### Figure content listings
—————

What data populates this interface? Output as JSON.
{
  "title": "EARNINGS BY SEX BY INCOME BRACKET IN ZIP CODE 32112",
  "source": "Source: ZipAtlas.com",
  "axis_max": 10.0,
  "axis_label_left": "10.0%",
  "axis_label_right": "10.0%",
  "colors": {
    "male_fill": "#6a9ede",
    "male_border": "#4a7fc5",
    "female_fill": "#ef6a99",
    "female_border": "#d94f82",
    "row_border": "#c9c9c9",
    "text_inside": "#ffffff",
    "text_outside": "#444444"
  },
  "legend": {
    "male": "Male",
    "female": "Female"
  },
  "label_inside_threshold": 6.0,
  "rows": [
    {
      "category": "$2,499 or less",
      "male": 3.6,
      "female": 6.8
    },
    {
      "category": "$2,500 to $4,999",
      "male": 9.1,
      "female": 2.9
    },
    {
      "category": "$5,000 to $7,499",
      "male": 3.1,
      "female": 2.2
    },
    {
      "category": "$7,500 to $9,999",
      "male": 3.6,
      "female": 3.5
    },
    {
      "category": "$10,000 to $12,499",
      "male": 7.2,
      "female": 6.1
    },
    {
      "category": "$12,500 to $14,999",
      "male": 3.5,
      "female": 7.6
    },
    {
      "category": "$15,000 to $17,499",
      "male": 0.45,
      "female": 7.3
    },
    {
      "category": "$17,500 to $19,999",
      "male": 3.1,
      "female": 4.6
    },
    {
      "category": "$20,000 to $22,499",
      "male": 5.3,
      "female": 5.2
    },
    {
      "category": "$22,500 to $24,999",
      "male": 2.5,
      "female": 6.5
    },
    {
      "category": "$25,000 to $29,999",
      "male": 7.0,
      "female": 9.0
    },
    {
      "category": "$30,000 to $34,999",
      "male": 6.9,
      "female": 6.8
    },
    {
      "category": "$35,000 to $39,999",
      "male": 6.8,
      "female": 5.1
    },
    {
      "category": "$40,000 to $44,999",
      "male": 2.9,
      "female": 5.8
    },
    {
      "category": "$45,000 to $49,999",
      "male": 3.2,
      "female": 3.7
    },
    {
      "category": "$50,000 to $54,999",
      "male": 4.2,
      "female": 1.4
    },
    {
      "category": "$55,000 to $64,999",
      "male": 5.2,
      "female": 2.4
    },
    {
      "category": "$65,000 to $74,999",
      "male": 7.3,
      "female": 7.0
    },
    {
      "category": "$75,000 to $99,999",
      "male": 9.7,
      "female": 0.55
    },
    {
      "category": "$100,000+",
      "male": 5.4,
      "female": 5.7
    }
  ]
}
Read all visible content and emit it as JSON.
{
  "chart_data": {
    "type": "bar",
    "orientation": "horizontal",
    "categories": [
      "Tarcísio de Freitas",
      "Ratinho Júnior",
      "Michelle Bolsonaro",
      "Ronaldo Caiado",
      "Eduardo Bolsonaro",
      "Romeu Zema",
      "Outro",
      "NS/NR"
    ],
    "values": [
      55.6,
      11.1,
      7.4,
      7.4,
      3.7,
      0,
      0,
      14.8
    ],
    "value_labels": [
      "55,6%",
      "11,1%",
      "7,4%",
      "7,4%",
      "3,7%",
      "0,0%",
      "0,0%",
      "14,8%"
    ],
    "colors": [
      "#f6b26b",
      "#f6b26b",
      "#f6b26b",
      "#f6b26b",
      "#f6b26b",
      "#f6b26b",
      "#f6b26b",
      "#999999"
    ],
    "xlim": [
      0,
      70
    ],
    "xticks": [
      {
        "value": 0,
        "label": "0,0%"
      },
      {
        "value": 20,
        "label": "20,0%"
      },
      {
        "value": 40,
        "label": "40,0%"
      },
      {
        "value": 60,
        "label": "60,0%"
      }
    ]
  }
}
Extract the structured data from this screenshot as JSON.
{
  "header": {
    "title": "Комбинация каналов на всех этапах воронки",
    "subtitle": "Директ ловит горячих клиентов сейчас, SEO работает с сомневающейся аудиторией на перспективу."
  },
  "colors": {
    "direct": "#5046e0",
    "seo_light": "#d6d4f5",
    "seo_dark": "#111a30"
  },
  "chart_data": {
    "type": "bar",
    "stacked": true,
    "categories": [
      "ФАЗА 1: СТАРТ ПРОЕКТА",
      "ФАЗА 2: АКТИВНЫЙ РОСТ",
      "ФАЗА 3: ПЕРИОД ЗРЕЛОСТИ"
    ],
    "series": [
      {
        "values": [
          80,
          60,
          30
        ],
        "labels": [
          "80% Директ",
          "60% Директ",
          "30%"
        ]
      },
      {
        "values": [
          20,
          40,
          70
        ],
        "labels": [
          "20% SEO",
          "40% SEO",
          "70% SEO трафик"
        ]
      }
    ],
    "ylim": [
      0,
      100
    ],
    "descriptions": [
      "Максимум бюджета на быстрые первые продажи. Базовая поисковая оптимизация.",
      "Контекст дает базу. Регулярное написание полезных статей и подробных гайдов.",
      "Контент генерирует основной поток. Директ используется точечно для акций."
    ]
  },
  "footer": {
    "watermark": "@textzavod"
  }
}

—————

### Work instructions
Give back exactly the lines from the line containing "Extract the structured" to the end of the entries, and no other lines.

### Full output
Extract the structured data from this screenshot as JSON.
{
  "header": {
    "title": "Комбинация каналов на всех этапах воронки",
    "subtitle": "Директ ловит горячих клиентов сейчас, SEO работает с сомневающейся аудиторией на перспективу."
  },
  "colors": {
    "direct": "#5046e0",
    "seo_light": "#d6d4f5",
    "seo_dark": "#111a30"
  },
  "chart_data": {
    "type": "bar",
    "stacked": true,
    "categories": [
      "ФАЗА 1: СТАРТ ПРОЕКТА",
      "ФАЗА 2: АКТИВНЫЙ РОСТ",
      "ФАЗА 3: ПЕРИОД ЗРЕЛОСТИ"
    ],
    "series": [
      {
        "values": [
          80,
          60,
          30
        ],
        "labels": [
          "80% Директ",
          "60% Директ",
          "30%"
        ]
      },
      {
        "values": [
          20,
          40,
          70
        ],
        "labels": [
          "20% SEO",
          "40% SEO",
          "70% SEO трафик"
        ]
      }
    ],
    "ylim": [
      0,
      100
    ],
    "descriptions": [
      "Максимум бюджета на быстрые первые продажи. Базовая поисковая оптимизация.",
      "Контекст дает базу. Регулярное написание полезных статей и подробных гайдов.",
      "Контент генерирует основной поток. Директ используется точечно для акций."
    ]
  },
  "footer": {
    "watermark": "@textzavod"
  }
}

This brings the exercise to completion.